### The records
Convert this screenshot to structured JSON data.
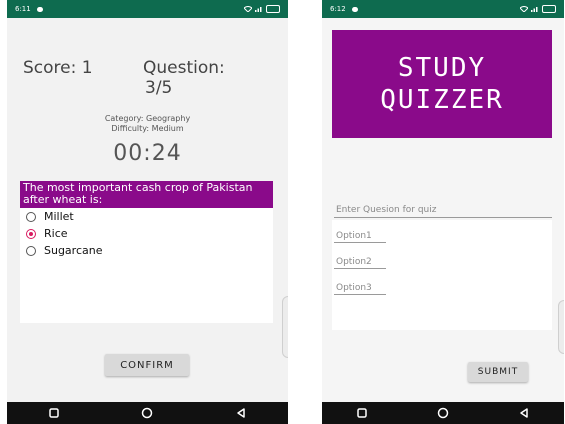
{
  "screen1": {
    "status_time": "6:11",
    "score": "Score: 1",
    "question_label": "Question:",
    "question_number": "3/5",
    "category": "Category: Geography",
    "difficulty": "Difficulty: Medium",
    "timer": "00:24",
    "question_text": "The most important cash crop of Pakistan after wheat is:",
    "options": [
      "Millet",
      "Rice",
      "Sugarcane"
    ],
    "selected_option": "Rice",
    "confirm_label": "CONFIRM"
  },
  "screen2": {
    "status_time": "6:12",
    "banner_line1": "STUDY",
    "banner_line2": "QUIZZER",
    "question_placeholder": "Enter Quesion for quiz",
    "option1_placeholder": "Option1",
    "option2_placeholder": "Option2",
    "option3_placeholder": "Option3",
    "submit_label": "SUBMIT"
  },
  "colors": {
    "accent_purple": "#8a0a8a",
    "status_green": "#0e6b4f",
    "radio_checked": "#d81b60"
  },
  "icons": [
    "wifi-icon",
    "signal-icon",
    "battery-icon",
    "back-icon",
    "home-icon",
    "recents-icon"
  ]
}
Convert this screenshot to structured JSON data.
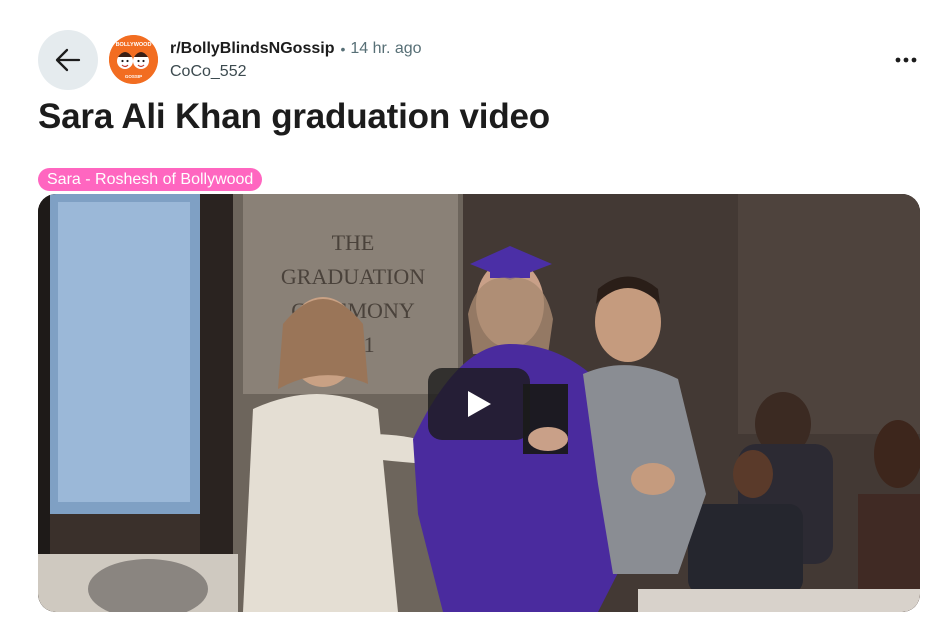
{
  "post": {
    "subreddit": "r/BollyBlindsNGossip",
    "separator": "•",
    "time_ago": "14 hr. ago",
    "author": "CoCo_552",
    "title": "Sara Ali Khan graduation video",
    "flair": "Sara - Roshesh of Bollywood"
  },
  "subreddit_avatar": {
    "logo_text_top": "BOLLYWOOD",
    "logo_text_bottom": "GOSSIP",
    "color": "#f26d21"
  },
  "video": {
    "backdrop_text": [
      "THE",
      "GRADUATION",
      "CEREMONY",
      "2011"
    ]
  },
  "icons": {
    "back": "arrow-left-icon",
    "more": "ellipsis-horizontal-icon",
    "play": "play-icon"
  },
  "colors": {
    "flair_background": "#ff66c0",
    "back_button_background": "#e5ebee",
    "gown_purple": "#4a2b9e"
  }
}
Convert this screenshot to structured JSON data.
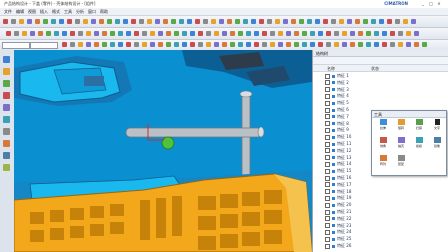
{
  "titlebar": {
    "title": "产品结构设计 - 下盖 (零件) - 壳体结构设计 - [组件]",
    "brand": "CIMATRON",
    "min": "_",
    "max": "□",
    "close": "×"
  },
  "menubar": {
    "items": [
      "文件",
      "编辑",
      "视图",
      "插入",
      "格式",
      "工具",
      "分析",
      "窗口",
      "帮助"
    ]
  },
  "toolbar": {
    "search_placeholder": "",
    "zoom_value": "100%"
  },
  "panel": {
    "title": "结构树",
    "col_name": "名称",
    "col_value": "状态",
    "rows": [
      "特征 1",
      "特征 2",
      "特征 3",
      "特征 4",
      "特征 5",
      "特征 6",
      "特征 7",
      "特征 8",
      "特征 9",
      "特征 10",
      "特征 11",
      "特征 12",
      "特征 13",
      "特征 14",
      "特征 15",
      "特征 16",
      "特征 17",
      "特征 18",
      "特征 19",
      "特征 20",
      "特征 21",
      "特征 22",
      "特征 23",
      "特征 24",
      "特征 25",
      "特征 26"
    ]
  },
  "dialog": {
    "title": "工具",
    "buttons": [
      "拉伸",
      "旋转",
      "扫掠",
      "文字",
      "倒角",
      "抽壳",
      "拔模",
      "镜像",
      "阵列",
      "装配"
    ]
  },
  "colors": {
    "viewport_bg": "#0a8fd1",
    "part_orange": "#f3a81b",
    "part_blue": "#19b8ee",
    "rod_gray": "#b9c0c6"
  }
}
######
_Exercise task_: Exactly reproduce the entries above, minus the pictures.

_Right answer_:
Convert this screenshot to structured JSON data.
{
  "screen1": {
    "status_time": "6:11",
    "score": "Score: 1",
    "question_label": "Question:",
    "question_number": "3/5",
    "category": "Category: Geography",
    "difficulty": "Difficulty: Medium",
    "timer": "00:24",
    "question_text": "The most important cash crop of Pakistan after wheat is:",
    "options": [
      "Millet",
      "Rice",
      "Sugarcane"
    ],
    "selected_option": "Rice",
    "confirm_label": "CONFIRM"
  },
  "screen2": {
    "status_time": "6:12",
    "banner_line1": "STUDY",
    "banner_line2": "QUIZZER",
    "question_placeholder": "Enter Quesion for quiz",
    "option1_placeholder": "Option1",
    "option2_placeholder": "Option2",
    "option3_placeholder": "Option3",
    "submit_label": "SUBMIT"
  },
  "colors": {
    "accent_purple": "#8a0a8a",
    "status_green": "#0e6b4f",
    "radio_checked": "#d81b60"
  },
  "icons": [
    "wifi-icon",
    "signal-icon",
    "battery-icon",
    "back-icon",
    "home-icon",
    "recents-icon"
  ]
}
Convert this screenshot to structured JSON data.
{
  "post": {
    "subreddit": "r/BollyBlindsNGossip",
    "separator": "•",
    "time_ago": "14 hr. ago",
    "author": "CoCo_552",
    "title": "Sara Ali Khan graduation video",
    "flair": "Sara - Roshesh of Bollywood"
  },
  "subreddit_avatar": {
    "logo_text_top": "BOLLYWOOD",
    "logo_text_bottom": "GOSSIP",
    "color": "#f26d21"
  },
  "video": {
    "backdrop_text": [
      "THE",
      "GRADUATION",
      "CEREMONY",
      "2011"
    ]
  },
  "icons": {
    "back": "arrow-left-icon",
    "more": "ellipsis-horizontal-icon",
    "play": "play-icon"
  },
  "colors": {
    "flair_background": "#ff66c0",
    "back_button_background": "#e5ebee",
    "gown_purple": "#4a2b9e"
  }
}
Convert this screenshot to structured JSON data.
{
  "titlebar": {
    "title": "产品结构设计 - 下盖 (零件) - 壳体结构设计 - [组件]",
    "brand": "CIMATRON",
    "min": "_",
    "max": "□",
    "close": "×"
  },
  "menubar": {
    "items": [
      "文件",
      "编辑",
      "视图",
      "插入",
      "格式",
      "工具",
      "分析",
      "窗口",
      "帮助"
    ]
  },
  "toolbar": {
    "search_placeholder": "",
    "zoom_value": "100%"
  },
  "panel": {
    "title": "结构树",
    "col_name": "名称",
    "col_value": "状态",
    "rows": [
      "特征 1",
      "特征 2",
      "特征 3",
      "特征 4",
      "特征 5",
      "特征 6",
      "特征 7",
      "特征 8",
      "特征 9",
      "特征 10",
      "特征 11",
      "特征 12",
      "特征 13",
      "特征 14",
      "特征 15",
      "特征 16",
      "特征 17",
      "特征 18",
      "特征 19",
      "特征 20",
      "特征 21",
      "特征 22",
      "特征 23",
      "特征 24",
      "特征 25",
      "特征 26"
    ]
  },
  "dialog": {
    "title": "工具",
    "buttons": [
      "拉伸",
      "旋转",
      "扫掠",
      "文字",
      "倒角",
      "抽壳",
      "拔模",
      "镜像",
      "阵列",
      "装配"
    ]
  },
  "colors": {
    "viewport_bg": "#0a8fd1",
    "part_orange": "#f3a81b",
    "part_blue": "#19b8ee",
    "rod_gray": "#b9c0c6"
  }
}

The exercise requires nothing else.